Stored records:
-- Begin --
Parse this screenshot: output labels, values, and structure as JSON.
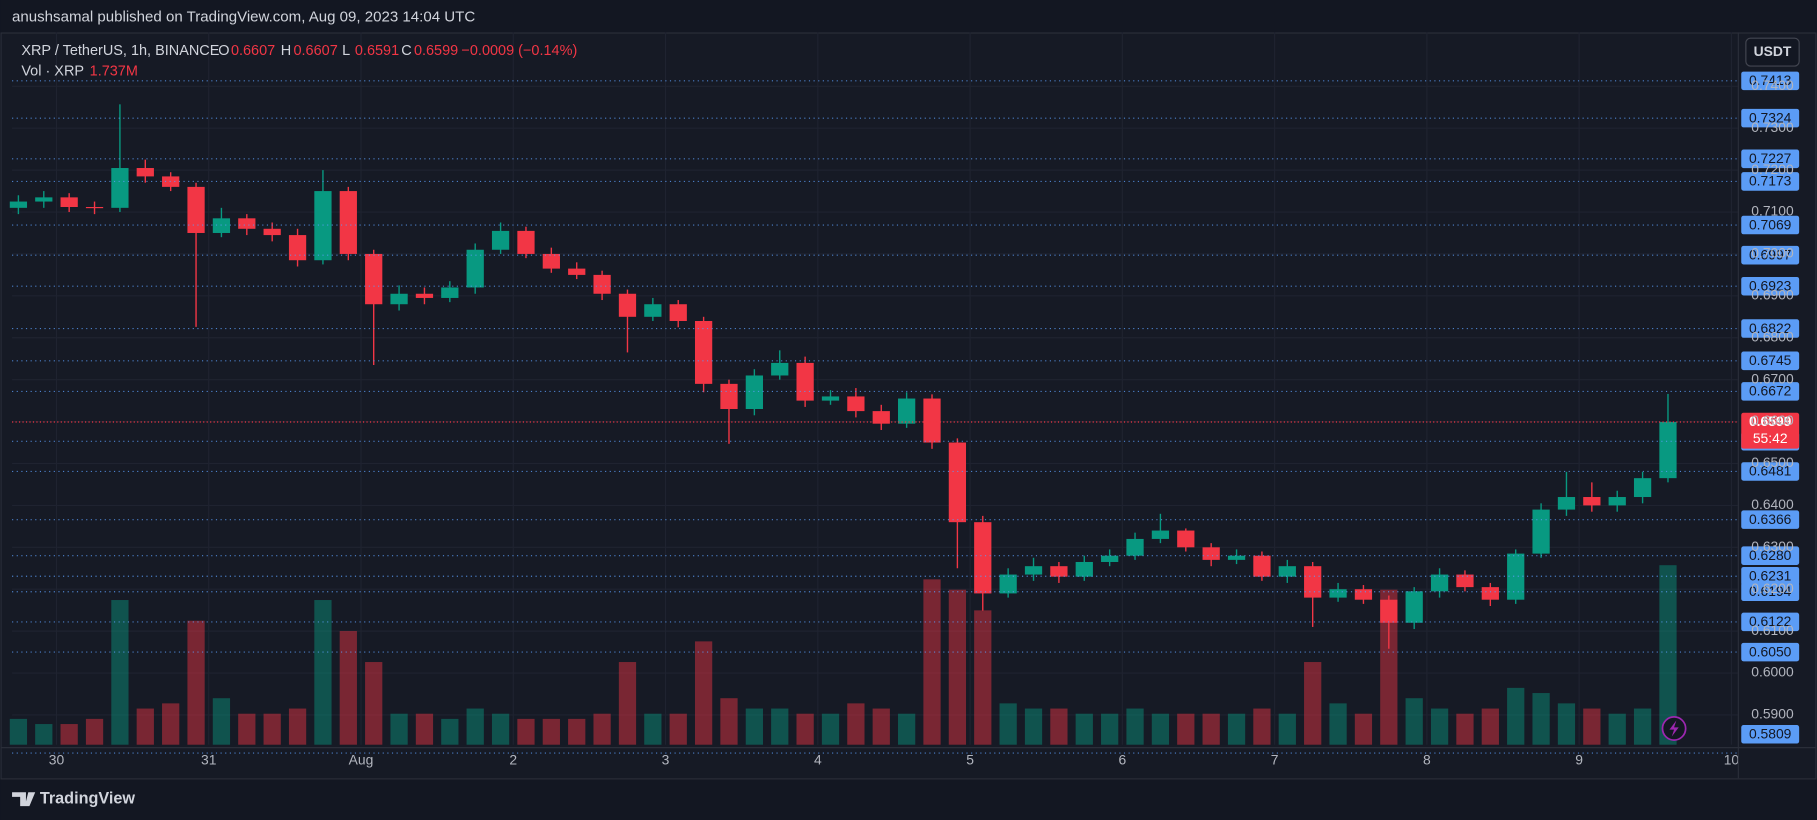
{
  "chart_data": {
    "type": "candlestick",
    "byline": "anushsamal published on TradingView.com, Aug 09, 2023 14:04 UTC",
    "symbol": "XRP / TetherUS, 1h, BINANCE",
    "legend": [
      {
        "label": "O",
        "value": 0.6607
      },
      {
        "label": "H",
        "value": 0.6607
      },
      {
        "label": "L",
        "value": 0.6591
      },
      {
        "label": "C",
        "value": 0.6599
      }
    ],
    "change_label": "−0.0009 (−0.14%)",
    "volume_legend": {
      "label": "Vol · XRP",
      "value": 1.737,
      "value_label": "1.737M"
    },
    "currency": "USDT",
    "brand": "TradingView",
    "up_color": "#089981",
    "down_color": "#f23645",
    "line_color": "#5b9cf6",
    "grid": true,
    "xlim": [
      -7,
      265
    ],
    "xticks": [
      {
        "value": 0,
        "label": "30"
      },
      {
        "value": 24,
        "label": "31"
      },
      {
        "value": 48,
        "label": "Aug"
      },
      {
        "value": 72,
        "label": "2"
      },
      {
        "value": 96,
        "label": "3"
      },
      {
        "value": 120,
        "label": "4"
      },
      {
        "value": 144,
        "label": "5"
      },
      {
        "value": 168,
        "label": "6"
      },
      {
        "value": 192,
        "label": "7"
      },
      {
        "value": 216,
        "label": "8"
      },
      {
        "value": 240,
        "label": "9"
      },
      {
        "value": 264,
        "label": "10"
      }
    ],
    "ylim": [
      0.5829,
      0.7523
    ],
    "yticks": [
      {
        "value": 0.59,
        "label": "0.5900"
      },
      {
        "value": 0.6,
        "label": "0.6000"
      },
      {
        "value": 0.61,
        "label": "0.6100"
      },
      {
        "value": 0.62,
        "label": "0.6200"
      },
      {
        "value": 0.63,
        "label": "0.6300"
      },
      {
        "value": 0.64,
        "label": "0.6400"
      },
      {
        "value": 0.65,
        "label": "0.6500"
      },
      {
        "value": 0.66,
        "label": "0.6600"
      },
      {
        "value": 0.67,
        "label": "0.6700"
      },
      {
        "value": 0.68,
        "label": "0.6800"
      },
      {
        "value": 0.69,
        "label": "0.6900"
      },
      {
        "value": 0.7,
        "label": "0.7000"
      },
      {
        "value": 0.71,
        "label": "0.7100"
      },
      {
        "value": 0.72,
        "label": "0.7200"
      },
      {
        "value": 0.73,
        "label": "0.7300"
      },
      {
        "value": 0.74,
        "label": "0.7400"
      }
    ],
    "price_lines": [
      0.7413,
      0.7324,
      0.7227,
      0.7173,
      0.7069,
      0.6997,
      0.6923,
      0.6822,
      0.6745,
      0.6672,
      0.6553,
      0.6481,
      0.6366,
      {
        "value": 0.628,
        "label": "0.6280"
      },
      0.6231,
      0.6194,
      0.6122,
      {
        "value": 0.605,
        "label": "0.6050"
      },
      0.5809
    ],
    "last_price": {
      "value": 0.6599,
      "countdown": "55:42"
    },
    "x": [
      -6,
      -2,
      2,
      6,
      10,
      14,
      18,
      22,
      26,
      30,
      34,
      38,
      42,
      46,
      50,
      54,
      58,
      62,
      66,
      70,
      74,
      78,
      82,
      86,
      90,
      94,
      98,
      102,
      106,
      110,
      114,
      118,
      122,
      126,
      130,
      134,
      138,
      142,
      146,
      150,
      154,
      158,
      162,
      166,
      170,
      174,
      178,
      182,
      186,
      190,
      194,
      198,
      202,
      206,
      210,
      214,
      218,
      222,
      226,
      230,
      234,
      238,
      242,
      246,
      250,
      254
    ],
    "open": [
      0.711,
      0.7125,
      0.7135,
      0.7112,
      0.711,
      0.7205,
      0.7185,
      0.716,
      0.705,
      0.7085,
      0.706,
      0.7045,
      0.6985,
      0.715,
      0.7,
      0.688,
      0.6905,
      0.6895,
      0.692,
      0.701,
      0.7055,
      0.7,
      0.6965,
      0.695,
      0.6905,
      0.685,
      0.688,
      0.684,
      0.669,
      0.663,
      0.671,
      0.674,
      0.665,
      0.666,
      0.6625,
      0.6595,
      0.6655,
      0.655,
      0.636,
      0.619,
      0.6235,
      0.6255,
      0.623,
      0.6265,
      0.628,
      0.632,
      0.634,
      0.63,
      0.627,
      0.628,
      0.623,
      0.6255,
      0.618,
      0.62,
      0.6175,
      0.612,
      0.6195,
      0.6235,
      0.6205,
      0.6175,
      0.6285,
      0.639,
      0.642,
      0.64,
      0.642,
      0.6465
    ],
    "high": [
      0.714,
      0.715,
      0.7145,
      0.7125,
      0.7357,
      0.7225,
      0.7195,
      0.717,
      0.711,
      0.7095,
      0.7075,
      0.706,
      0.72,
      0.716,
      0.701,
      0.6925,
      0.692,
      0.6935,
      0.7025,
      0.7075,
      0.7065,
      0.7015,
      0.698,
      0.696,
      0.6915,
      0.6895,
      0.689,
      0.685,
      0.67,
      0.6725,
      0.677,
      0.6755,
      0.6675,
      0.668,
      0.664,
      0.667,
      0.6665,
      0.656,
      0.6375,
      0.625,
      0.6275,
      0.6265,
      0.628,
      0.6295,
      0.6335,
      0.638,
      0.6345,
      0.631,
      0.6295,
      0.629,
      0.627,
      0.6265,
      0.6215,
      0.621,
      0.6185,
      0.6205,
      0.625,
      0.6245,
      0.6215,
      0.6295,
      0.6405,
      0.648,
      0.6455,
      0.6435,
      0.648,
      0.6666
    ],
    "low": [
      0.7095,
      0.711,
      0.71,
      0.7095,
      0.71,
      0.717,
      0.715,
      0.6826,
      0.704,
      0.7045,
      0.703,
      0.697,
      0.6975,
      0.6985,
      0.6735,
      0.6865,
      0.688,
      0.6885,
      0.6905,
      0.7,
      0.699,
      0.6955,
      0.694,
      0.689,
      0.6765,
      0.684,
      0.6825,
      0.667,
      0.6547,
      0.6615,
      0.67,
      0.6635,
      0.664,
      0.661,
      0.658,
      0.6585,
      0.6535,
      0.625,
      0.6149,
      0.618,
      0.622,
      0.6215,
      0.622,
      0.6255,
      0.627,
      0.631,
      0.629,
      0.6255,
      0.626,
      0.622,
      0.6215,
      0.611,
      0.617,
      0.6165,
      0.6058,
      0.6105,
      0.618,
      0.6195,
      0.616,
      0.6165,
      0.6275,
      0.6375,
      0.6385,
      0.6385,
      0.6405,
      0.6455
    ],
    "close": [
      0.7125,
      0.7135,
      0.7112,
      0.711,
      0.7205,
      0.7185,
      0.716,
      0.705,
      0.7085,
      0.706,
      0.7045,
      0.6985,
      0.715,
      0.7,
      0.688,
      0.6905,
      0.6895,
      0.692,
      0.701,
      0.7055,
      0.7,
      0.6965,
      0.695,
      0.6905,
      0.685,
      0.688,
      0.684,
      0.669,
      0.663,
      0.671,
      0.674,
      0.665,
      0.666,
      0.6625,
      0.6595,
      0.6655,
      0.655,
      0.636,
      0.619,
      0.6235,
      0.6255,
      0.623,
      0.6265,
      0.628,
      0.632,
      0.634,
      0.63,
      0.627,
      0.628,
      0.623,
      0.6255,
      0.618,
      0.62,
      0.6175,
      0.612,
      0.6195,
      0.6235,
      0.6205,
      0.6175,
      0.6285,
      0.639,
      0.642,
      0.64,
      0.642,
      0.6465,
      0.6599
    ],
    "volume": [
      0.25,
      0.2,
      0.2,
      0.25,
      1.4,
      0.35,
      0.4,
      1.2,
      0.45,
      0.3,
      0.3,
      0.35,
      1.4,
      1.1,
      0.8,
      0.3,
      0.3,
      0.25,
      0.35,
      0.3,
      0.25,
      0.25,
      0.25,
      0.3,
      0.8,
      0.3,
      0.3,
      1.0,
      0.45,
      0.35,
      0.35,
      0.3,
      0.3,
      0.4,
      0.35,
      0.3,
      1.6,
      1.5,
      1.3,
      0.4,
      0.35,
      0.35,
      0.3,
      0.3,
      0.35,
      0.3,
      0.3,
      0.3,
      0.3,
      0.35,
      0.3,
      0.8,
      0.4,
      0.3,
      1.5,
      0.45,
      0.35,
      0.3,
      0.35,
      0.55,
      0.5,
      0.4,
      0.35,
      0.3,
      0.35,
      1.737
    ]
  }
}
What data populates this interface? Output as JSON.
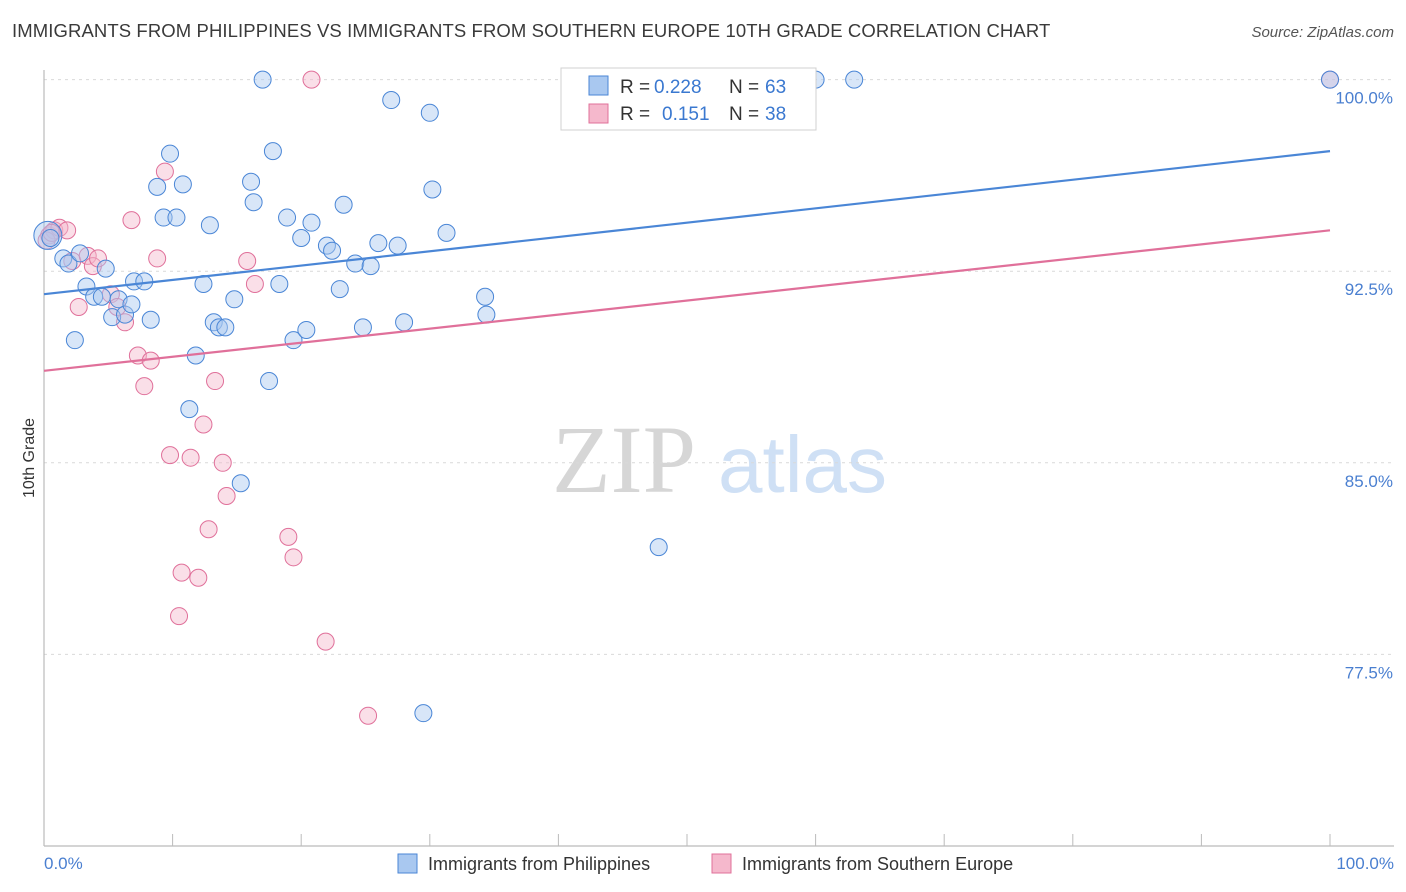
{
  "title": "IMMIGRANTS FROM PHILIPPINES VS IMMIGRANTS FROM SOUTHERN EUROPE 10TH GRADE CORRELATION CHART",
  "source": "Source: ZipAtlas.com",
  "watermark": {
    "zip": "ZIP",
    "atlas": "atlas"
  },
  "colors": {
    "blue": "#4a86d6",
    "blue_fill": "#a9c8f0",
    "pink": "#e0709a",
    "pink_fill": "#f5b8cc",
    "grid": "#d9d9d9"
  },
  "legend": [
    {
      "r_label": "R =",
      "r_value": "0.228",
      "n_label": "N =",
      "n_value": "63"
    },
    {
      "r_label": "R =",
      "r_value": "0.151",
      "n_label": "N =",
      "n_value": "38"
    }
  ],
  "chart_data": {
    "type": "scatter",
    "title": "IMMIGRANTS FROM PHILIPPINES VS IMMIGRANTS FROM SOUTHERN EUROPE 10TH GRADE CORRELATION CHART",
    "xlabel": "",
    "ylabel": "10th Grade",
    "xlim": [
      0,
      100
    ],
    "ylim": [
      70.0,
      100.7
    ],
    "x_tick_labels": [
      "0.0%",
      "100.0%"
    ],
    "y_ticks": [
      {
        "value": 77.5,
        "label": "77.5%"
      },
      {
        "value": 85.0,
        "label": "85.0%"
      },
      {
        "value": 92.5,
        "label": "92.5%"
      },
      {
        "value": 100.0,
        "label": "100.0%"
      }
    ],
    "grid": "horizontal dashed",
    "legend_position": "top-center",
    "series": [
      {
        "name": "Immigrants from Philippines",
        "color": "#4a86d6",
        "trend": {
          "x": [
            0,
            100
          ],
          "y": [
            91.6,
            97.2
          ]
        },
        "points": [
          [
            0.3,
            93.9
          ],
          [
            0.5,
            93.8
          ],
          [
            1.5,
            93.0
          ],
          [
            1.9,
            92.8
          ],
          [
            2.4,
            89.8
          ],
          [
            2.8,
            93.2
          ],
          [
            3.3,
            91.9
          ],
          [
            3.9,
            91.5
          ],
          [
            4.5,
            91.5
          ],
          [
            4.8,
            92.6
          ],
          [
            5.3,
            90.7
          ],
          [
            5.8,
            91.4
          ],
          [
            6.3,
            90.8
          ],
          [
            6.8,
            91.2
          ],
          [
            7.0,
            92.1
          ],
          [
            7.8,
            92.1
          ],
          [
            8.3,
            90.6
          ],
          [
            8.8,
            95.8
          ],
          [
            9.3,
            94.6
          ],
          [
            9.8,
            97.1
          ],
          [
            10.3,
            94.6
          ],
          [
            10.8,
            95.9
          ],
          [
            11.3,
            87.1
          ],
          [
            11.8,
            89.2
          ],
          [
            12.4,
            92.0
          ],
          [
            12.9,
            94.3
          ],
          [
            13.2,
            90.5
          ],
          [
            13.6,
            90.3
          ],
          [
            14.1,
            90.3
          ],
          [
            14.8,
            91.4
          ],
          [
            15.3,
            84.2
          ],
          [
            16.1,
            96.0
          ],
          [
            16.3,
            95.2
          ],
          [
            17.0,
            100.0
          ],
          [
            17.5,
            88.2
          ],
          [
            17.8,
            97.2
          ],
          [
            18.3,
            92.0
          ],
          [
            18.9,
            94.6
          ],
          [
            19.4,
            89.8
          ],
          [
            20.0,
            93.8
          ],
          [
            20.4,
            90.2
          ],
          [
            20.8,
            94.4
          ],
          [
            22.0,
            93.5
          ],
          [
            22.4,
            93.3
          ],
          [
            23.0,
            91.8
          ],
          [
            23.3,
            95.1
          ],
          [
            24.2,
            92.8
          ],
          [
            24.8,
            90.3
          ],
          [
            25.4,
            92.7
          ],
          [
            26.0,
            93.6
          ],
          [
            27.0,
            99.2
          ],
          [
            27.5,
            93.5
          ],
          [
            28.0,
            90.5
          ],
          [
            29.5,
            75.2
          ],
          [
            30.0,
            98.7
          ],
          [
            30.2,
            95.7
          ],
          [
            31.3,
            94.0
          ],
          [
            34.3,
            91.5
          ],
          [
            34.4,
            90.8
          ],
          [
            47.8,
            81.7
          ],
          [
            60.0,
            100.0
          ],
          [
            63.0,
            100.0
          ],
          [
            100.0,
            100.0
          ]
        ]
      },
      {
        "name": "Immigrants from Southern Europe",
        "color": "#e0709a",
        "trend": {
          "x": [
            0,
            100
          ],
          "y": [
            88.6,
            94.1
          ]
        },
        "points": [
          [
            0.4,
            93.9
          ],
          [
            0.8,
            94.1
          ],
          [
            1.2,
            94.2
          ],
          [
            1.8,
            94.1
          ],
          [
            2.2,
            92.9
          ],
          [
            2.7,
            91.1
          ],
          [
            3.4,
            93.1
          ],
          [
            3.8,
            92.7
          ],
          [
            4.2,
            93.0
          ],
          [
            5.2,
            91.6
          ],
          [
            5.7,
            91.1
          ],
          [
            6.3,
            90.5
          ],
          [
            6.8,
            94.5
          ],
          [
            7.3,
            89.2
          ],
          [
            7.8,
            88.0
          ],
          [
            8.3,
            89.0
          ],
          [
            8.8,
            93.0
          ],
          [
            9.4,
            96.4
          ],
          [
            9.8,
            85.3
          ],
          [
            10.5,
            79.0
          ],
          [
            10.7,
            80.7
          ],
          [
            11.4,
            85.2
          ],
          [
            12.0,
            80.5
          ],
          [
            12.4,
            86.5
          ],
          [
            12.8,
            82.4
          ],
          [
            13.3,
            88.2
          ],
          [
            13.9,
            85.0
          ],
          [
            14.2,
            83.7
          ],
          [
            15.8,
            92.9
          ],
          [
            16.4,
            92.0
          ],
          [
            19.0,
            82.1
          ],
          [
            19.4,
            81.3
          ],
          [
            20.8,
            100.0
          ],
          [
            21.9,
            78.0
          ],
          [
            25.2,
            75.1
          ],
          [
            100.0,
            100.0
          ],
          [
            0.2,
            93.7
          ],
          [
            0.6,
            94.0
          ]
        ]
      }
    ]
  },
  "bottom_legend": [
    {
      "label": "Immigrants from Philippines"
    },
    {
      "label": "Immigrants from Southern Europe"
    }
  ]
}
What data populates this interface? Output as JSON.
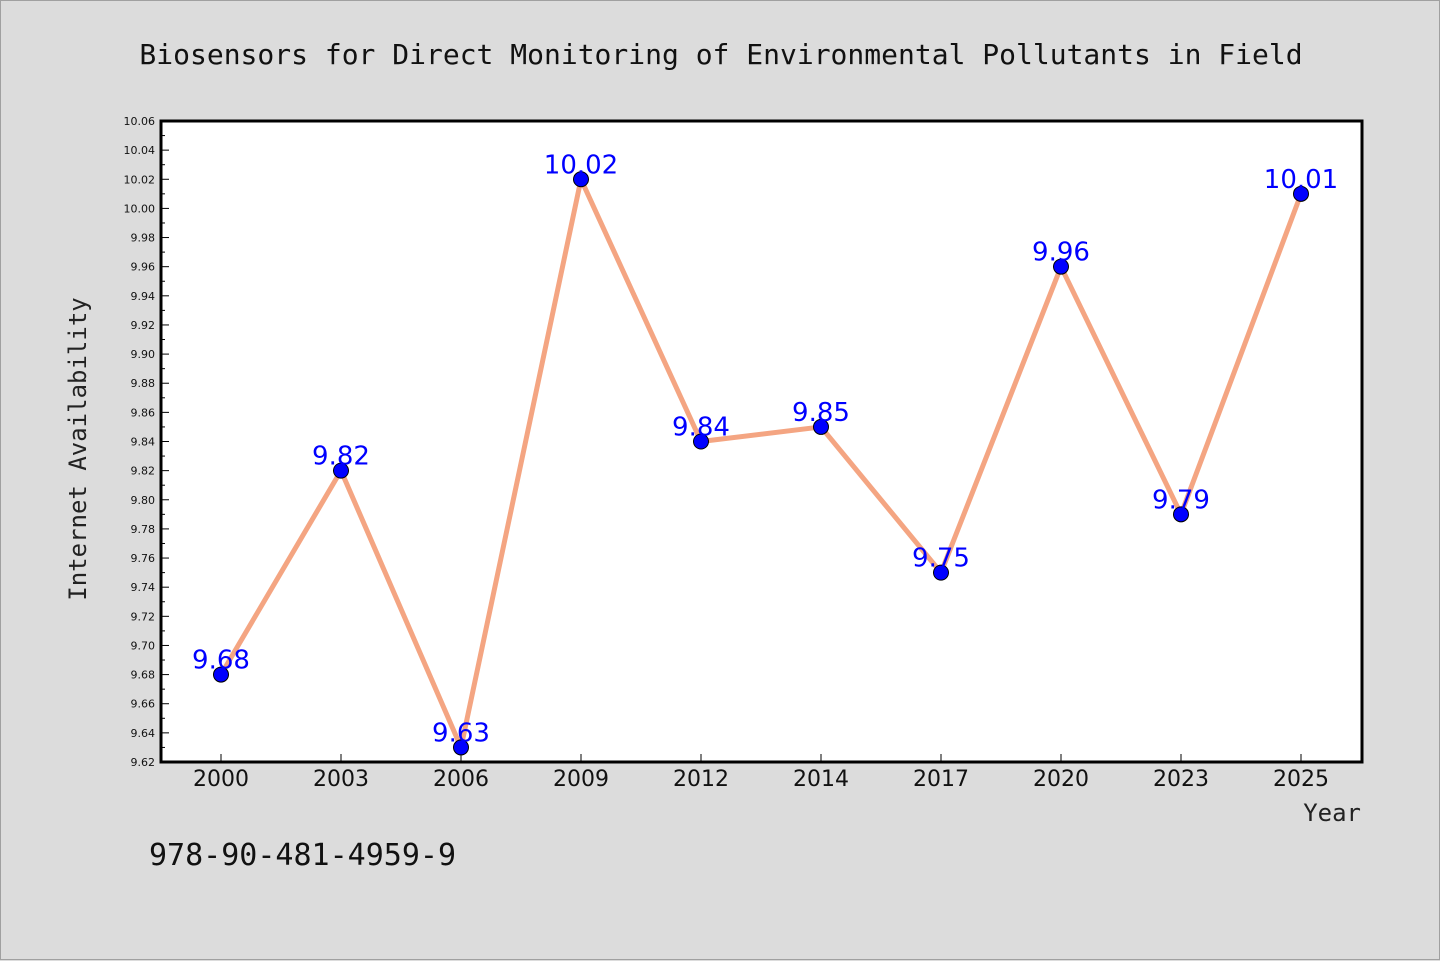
-- End --
Reproduce every line of the listing above in which the string "title" appears.

  "title": "IMMIGRANTS FROM PHILIPPINES VS IMMIGRANTS FROM SOUTHERN EUROPE 10TH GRADE CORRELATION CHART",
    "title": "IMMIGRANTS FROM PHILIPPINES VS IMMIGRANTS FROM SOUTHERN EUROPE 10TH GRADE CORRELATION CHART",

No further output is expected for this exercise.